→ Problem to work on: Repeat the material exactly, every line of it.

→ Material for the task:
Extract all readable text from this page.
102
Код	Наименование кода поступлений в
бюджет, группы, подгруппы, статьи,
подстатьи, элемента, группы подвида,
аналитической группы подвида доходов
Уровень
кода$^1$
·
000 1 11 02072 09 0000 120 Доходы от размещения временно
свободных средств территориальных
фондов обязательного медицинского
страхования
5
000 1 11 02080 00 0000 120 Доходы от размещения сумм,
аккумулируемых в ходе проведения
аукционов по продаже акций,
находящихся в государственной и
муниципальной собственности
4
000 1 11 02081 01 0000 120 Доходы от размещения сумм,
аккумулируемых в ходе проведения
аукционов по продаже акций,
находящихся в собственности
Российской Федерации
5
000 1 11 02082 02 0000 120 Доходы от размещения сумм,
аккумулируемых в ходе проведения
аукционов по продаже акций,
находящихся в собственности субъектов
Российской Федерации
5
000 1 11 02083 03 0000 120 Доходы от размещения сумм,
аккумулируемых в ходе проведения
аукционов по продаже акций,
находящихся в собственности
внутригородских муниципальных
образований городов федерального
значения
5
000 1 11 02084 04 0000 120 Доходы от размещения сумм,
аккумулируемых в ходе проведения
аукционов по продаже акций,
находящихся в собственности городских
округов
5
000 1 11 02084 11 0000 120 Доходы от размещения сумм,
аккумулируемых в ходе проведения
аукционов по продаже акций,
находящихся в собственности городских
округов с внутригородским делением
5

→ Solved problem:
Extract all readable text from this page.
102
Код	Наименование кода поступлений в
бюджет, группы, подгруппы, статьи,
подстатьи, элемента, группы подвида,
аналитической группы подвида доходов
Уровень
кода$^1$
·
000 1 11 02072 09 0000 120 Доходы от размещения временно
свободных средств территориальных
фондов обязательного медицинского
страхования
5
000 1 11 02080 00 0000 120 Доходы от размещения сумм,
аккумулируемых в ходе проведения
аукционов по продаже акций,
находящихся в государственной и
муниципальной собственности
4
000 1 11 02081 01 0000 120 Доходы от размещения сумм,
аккумулируемых в ходе проведения
аукционов по продаже акций,
находящихся в собственности
Российской Федерации
5
000 1 11 02082 02 0000 120 Доходы от размещения сумм,
аккумулируемых в ходе проведения
аукционов по продаже акций,
находящихся в собственности субъектов
Российской Федерации
5
000 1 11 02083 03 0000 120 Доходы от размещения сумм,
аккумулируемых в ходе проведения
аукционов по продаже акций,
находящихся в собственности
внутригородских муниципальных
образований городов федерального
значения
5
000 1 11 02084 04 0000 120 Доходы от размещения сумм,
аккумулируемых в ходе проведения
аукционов по продаже акций,
находящихся в собственности городских
округов
5
000 1 11 02084 11 0000 120 Доходы от размещения сумм,
аккумулируемых в ходе проведения
аукционов по продаже акций,
находящихся в собственности городских
округов с внутригородским делением
5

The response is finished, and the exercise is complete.